**Dataset items:**

■ ■ ■ ■ ■ ■ ■

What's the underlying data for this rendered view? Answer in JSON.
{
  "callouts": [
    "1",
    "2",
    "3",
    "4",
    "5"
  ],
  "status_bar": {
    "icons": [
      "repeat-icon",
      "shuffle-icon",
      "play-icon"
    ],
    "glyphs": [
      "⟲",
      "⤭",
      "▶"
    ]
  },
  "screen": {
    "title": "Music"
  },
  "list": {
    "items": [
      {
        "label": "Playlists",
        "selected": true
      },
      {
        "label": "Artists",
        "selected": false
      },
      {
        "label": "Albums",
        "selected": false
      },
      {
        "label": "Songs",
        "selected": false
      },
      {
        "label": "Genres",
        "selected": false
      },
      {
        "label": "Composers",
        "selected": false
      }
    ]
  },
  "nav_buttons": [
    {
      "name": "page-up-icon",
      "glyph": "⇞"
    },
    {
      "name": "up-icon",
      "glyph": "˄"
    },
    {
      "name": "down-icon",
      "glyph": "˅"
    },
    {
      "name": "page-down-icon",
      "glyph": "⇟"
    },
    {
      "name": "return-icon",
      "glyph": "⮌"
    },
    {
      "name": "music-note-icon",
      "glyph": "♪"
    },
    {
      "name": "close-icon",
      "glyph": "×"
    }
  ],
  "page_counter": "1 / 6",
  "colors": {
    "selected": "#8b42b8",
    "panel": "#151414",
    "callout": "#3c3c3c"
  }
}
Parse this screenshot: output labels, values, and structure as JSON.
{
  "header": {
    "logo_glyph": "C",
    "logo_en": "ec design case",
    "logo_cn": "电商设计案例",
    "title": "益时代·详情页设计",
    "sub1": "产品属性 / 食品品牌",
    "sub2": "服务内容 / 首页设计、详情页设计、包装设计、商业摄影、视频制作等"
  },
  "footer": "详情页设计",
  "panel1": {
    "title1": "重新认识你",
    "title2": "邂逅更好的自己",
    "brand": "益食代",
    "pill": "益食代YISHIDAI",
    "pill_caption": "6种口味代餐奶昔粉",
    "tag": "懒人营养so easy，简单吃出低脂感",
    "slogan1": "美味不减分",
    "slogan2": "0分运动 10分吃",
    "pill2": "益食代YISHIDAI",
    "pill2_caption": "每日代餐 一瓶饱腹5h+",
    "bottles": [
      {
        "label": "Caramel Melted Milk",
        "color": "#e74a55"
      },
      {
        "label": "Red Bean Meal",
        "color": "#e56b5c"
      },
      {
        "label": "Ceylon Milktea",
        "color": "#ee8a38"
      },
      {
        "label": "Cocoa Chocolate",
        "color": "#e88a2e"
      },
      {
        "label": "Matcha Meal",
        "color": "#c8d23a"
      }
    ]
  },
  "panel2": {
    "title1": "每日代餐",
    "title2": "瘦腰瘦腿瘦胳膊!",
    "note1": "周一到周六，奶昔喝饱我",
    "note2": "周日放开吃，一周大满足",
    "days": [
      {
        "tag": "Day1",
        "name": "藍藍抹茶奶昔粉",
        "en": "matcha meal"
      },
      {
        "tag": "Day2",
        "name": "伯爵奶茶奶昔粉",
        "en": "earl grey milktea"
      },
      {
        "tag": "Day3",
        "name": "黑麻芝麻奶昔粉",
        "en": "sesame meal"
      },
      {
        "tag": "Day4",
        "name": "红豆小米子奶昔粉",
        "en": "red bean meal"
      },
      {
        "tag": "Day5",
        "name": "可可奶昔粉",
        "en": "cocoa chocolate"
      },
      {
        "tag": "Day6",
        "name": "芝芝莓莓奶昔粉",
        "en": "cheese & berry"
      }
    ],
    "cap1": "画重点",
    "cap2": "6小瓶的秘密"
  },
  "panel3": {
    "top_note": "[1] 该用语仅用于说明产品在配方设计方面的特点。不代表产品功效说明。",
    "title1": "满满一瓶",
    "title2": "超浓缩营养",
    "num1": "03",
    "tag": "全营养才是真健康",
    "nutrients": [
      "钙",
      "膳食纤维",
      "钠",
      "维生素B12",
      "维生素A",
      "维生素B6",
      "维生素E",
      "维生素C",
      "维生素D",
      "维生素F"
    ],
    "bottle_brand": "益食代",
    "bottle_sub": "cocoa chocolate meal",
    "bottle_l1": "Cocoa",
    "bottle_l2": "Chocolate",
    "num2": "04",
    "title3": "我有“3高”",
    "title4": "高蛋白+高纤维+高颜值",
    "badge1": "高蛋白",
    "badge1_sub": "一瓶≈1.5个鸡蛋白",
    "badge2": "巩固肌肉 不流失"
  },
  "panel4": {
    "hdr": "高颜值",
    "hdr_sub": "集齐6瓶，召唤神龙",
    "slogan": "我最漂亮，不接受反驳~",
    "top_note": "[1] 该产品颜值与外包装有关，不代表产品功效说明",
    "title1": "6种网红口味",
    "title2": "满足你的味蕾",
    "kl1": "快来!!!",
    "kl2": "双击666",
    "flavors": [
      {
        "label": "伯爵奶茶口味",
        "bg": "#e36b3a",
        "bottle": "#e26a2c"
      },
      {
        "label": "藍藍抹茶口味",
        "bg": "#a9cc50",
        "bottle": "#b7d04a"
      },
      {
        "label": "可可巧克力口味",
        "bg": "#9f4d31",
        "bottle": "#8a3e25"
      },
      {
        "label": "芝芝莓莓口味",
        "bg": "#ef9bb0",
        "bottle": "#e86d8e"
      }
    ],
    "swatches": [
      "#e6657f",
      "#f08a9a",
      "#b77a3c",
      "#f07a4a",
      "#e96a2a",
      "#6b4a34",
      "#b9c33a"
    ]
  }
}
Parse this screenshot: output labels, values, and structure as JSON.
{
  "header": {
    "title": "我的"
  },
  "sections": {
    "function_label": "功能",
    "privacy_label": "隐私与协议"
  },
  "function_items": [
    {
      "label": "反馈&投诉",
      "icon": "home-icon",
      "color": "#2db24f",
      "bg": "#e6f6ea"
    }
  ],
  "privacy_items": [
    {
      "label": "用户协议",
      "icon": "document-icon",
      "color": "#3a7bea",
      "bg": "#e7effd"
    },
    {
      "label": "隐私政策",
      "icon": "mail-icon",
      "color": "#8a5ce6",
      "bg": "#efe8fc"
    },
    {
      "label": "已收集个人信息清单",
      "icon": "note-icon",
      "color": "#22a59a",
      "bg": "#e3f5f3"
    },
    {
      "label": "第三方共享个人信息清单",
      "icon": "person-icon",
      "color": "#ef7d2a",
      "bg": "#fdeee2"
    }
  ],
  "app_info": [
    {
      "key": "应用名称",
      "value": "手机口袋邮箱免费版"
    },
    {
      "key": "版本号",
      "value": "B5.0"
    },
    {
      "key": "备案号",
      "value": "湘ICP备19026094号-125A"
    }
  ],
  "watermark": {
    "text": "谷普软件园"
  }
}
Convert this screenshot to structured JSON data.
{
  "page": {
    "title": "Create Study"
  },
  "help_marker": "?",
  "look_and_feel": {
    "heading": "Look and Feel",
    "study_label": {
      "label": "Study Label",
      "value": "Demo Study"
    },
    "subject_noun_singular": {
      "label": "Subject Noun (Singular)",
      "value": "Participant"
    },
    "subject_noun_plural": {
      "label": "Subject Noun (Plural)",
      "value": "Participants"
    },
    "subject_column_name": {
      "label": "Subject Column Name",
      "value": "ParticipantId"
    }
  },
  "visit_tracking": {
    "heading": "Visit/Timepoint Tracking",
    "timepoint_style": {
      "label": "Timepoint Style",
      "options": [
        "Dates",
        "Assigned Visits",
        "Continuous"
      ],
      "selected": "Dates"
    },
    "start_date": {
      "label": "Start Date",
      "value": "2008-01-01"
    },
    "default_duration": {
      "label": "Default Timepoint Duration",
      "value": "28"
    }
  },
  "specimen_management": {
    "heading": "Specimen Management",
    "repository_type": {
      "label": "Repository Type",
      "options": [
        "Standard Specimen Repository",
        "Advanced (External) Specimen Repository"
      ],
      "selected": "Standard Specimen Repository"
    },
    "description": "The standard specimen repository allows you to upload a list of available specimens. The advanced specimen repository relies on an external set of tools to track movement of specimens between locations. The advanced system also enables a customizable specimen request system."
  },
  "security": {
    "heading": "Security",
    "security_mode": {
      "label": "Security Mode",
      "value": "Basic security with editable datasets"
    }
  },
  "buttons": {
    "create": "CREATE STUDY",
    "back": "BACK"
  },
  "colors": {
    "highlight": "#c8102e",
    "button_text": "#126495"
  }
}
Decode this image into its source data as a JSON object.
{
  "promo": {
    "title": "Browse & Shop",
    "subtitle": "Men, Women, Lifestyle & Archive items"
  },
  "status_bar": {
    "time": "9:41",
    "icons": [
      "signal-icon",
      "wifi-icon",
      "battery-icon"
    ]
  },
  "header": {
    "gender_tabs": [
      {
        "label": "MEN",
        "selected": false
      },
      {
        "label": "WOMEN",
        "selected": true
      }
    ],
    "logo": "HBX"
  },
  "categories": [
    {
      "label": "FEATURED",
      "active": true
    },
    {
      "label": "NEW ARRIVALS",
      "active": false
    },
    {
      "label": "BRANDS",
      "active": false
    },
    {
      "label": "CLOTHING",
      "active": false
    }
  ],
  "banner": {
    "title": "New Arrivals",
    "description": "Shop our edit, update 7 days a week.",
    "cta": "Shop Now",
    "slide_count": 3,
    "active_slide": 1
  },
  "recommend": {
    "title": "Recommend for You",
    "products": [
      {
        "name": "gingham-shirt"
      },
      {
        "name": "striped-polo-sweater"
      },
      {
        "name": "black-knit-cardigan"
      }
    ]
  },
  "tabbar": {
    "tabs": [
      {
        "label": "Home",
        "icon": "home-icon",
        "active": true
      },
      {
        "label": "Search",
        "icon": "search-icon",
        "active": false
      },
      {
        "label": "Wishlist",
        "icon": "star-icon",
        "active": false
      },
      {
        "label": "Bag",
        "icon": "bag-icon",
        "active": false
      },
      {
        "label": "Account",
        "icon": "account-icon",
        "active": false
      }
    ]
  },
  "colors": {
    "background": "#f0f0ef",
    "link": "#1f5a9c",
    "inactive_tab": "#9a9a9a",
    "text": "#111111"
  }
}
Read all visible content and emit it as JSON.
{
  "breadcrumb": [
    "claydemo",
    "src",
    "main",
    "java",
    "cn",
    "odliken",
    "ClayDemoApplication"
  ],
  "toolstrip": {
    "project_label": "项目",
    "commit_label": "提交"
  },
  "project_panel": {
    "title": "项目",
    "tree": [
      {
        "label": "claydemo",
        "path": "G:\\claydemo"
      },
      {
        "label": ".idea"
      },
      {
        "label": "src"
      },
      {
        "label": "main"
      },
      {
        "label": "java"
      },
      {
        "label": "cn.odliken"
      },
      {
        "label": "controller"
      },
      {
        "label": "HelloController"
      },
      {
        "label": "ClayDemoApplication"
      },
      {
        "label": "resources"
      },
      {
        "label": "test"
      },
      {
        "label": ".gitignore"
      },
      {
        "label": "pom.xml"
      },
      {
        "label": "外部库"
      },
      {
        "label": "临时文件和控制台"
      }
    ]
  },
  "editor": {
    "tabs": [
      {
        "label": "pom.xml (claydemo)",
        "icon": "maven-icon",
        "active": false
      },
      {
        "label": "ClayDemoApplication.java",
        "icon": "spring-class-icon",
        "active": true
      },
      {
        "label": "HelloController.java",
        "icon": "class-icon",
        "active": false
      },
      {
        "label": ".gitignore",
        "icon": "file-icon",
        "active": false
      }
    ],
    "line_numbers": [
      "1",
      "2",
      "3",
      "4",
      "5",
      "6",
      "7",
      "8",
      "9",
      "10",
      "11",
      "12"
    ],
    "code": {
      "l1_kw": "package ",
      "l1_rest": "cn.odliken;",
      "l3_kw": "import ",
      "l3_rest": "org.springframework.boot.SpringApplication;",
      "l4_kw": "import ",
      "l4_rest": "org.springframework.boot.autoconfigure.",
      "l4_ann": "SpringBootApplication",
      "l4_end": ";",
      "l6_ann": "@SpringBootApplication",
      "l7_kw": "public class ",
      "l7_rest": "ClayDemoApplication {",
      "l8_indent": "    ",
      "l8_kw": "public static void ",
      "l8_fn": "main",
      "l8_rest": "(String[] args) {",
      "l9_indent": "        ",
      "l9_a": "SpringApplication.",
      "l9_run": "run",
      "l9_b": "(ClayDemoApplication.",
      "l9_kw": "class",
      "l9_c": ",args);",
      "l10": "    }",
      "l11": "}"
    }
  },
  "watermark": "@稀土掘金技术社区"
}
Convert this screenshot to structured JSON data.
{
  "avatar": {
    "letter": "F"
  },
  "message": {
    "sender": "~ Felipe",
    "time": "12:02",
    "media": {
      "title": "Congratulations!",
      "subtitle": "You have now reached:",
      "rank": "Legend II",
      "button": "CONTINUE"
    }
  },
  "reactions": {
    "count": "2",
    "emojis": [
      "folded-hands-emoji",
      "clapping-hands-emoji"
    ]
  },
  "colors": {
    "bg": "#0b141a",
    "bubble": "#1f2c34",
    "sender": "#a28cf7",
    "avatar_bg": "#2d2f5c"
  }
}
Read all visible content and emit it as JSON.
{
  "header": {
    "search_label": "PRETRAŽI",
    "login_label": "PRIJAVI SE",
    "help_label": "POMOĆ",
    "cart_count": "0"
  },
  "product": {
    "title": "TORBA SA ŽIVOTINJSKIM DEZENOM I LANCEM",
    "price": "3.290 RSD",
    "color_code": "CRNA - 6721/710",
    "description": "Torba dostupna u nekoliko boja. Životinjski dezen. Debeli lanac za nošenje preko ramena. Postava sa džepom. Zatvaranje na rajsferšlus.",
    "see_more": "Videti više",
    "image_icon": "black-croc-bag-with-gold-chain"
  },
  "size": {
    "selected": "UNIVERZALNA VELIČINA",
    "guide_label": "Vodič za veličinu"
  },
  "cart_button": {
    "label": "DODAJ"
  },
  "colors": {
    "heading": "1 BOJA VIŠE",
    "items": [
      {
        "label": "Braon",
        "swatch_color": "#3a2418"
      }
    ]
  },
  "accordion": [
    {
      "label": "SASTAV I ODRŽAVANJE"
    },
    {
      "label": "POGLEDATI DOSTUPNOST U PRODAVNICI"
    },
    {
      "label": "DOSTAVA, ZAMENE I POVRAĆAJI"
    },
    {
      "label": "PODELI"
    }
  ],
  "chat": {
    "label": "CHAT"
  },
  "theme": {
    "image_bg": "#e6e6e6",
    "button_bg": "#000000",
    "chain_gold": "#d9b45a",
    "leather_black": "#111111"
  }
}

■ ■ ■ ■ ■ ■ ■

**SHORT TASK:** Report each line of the material above where the word "subtitle" appears.

**WORKED SOLUTION:**
    "subtitle": "Men, Women, Lifestyle & Archive items"
      "subtitle": "You have now reached:",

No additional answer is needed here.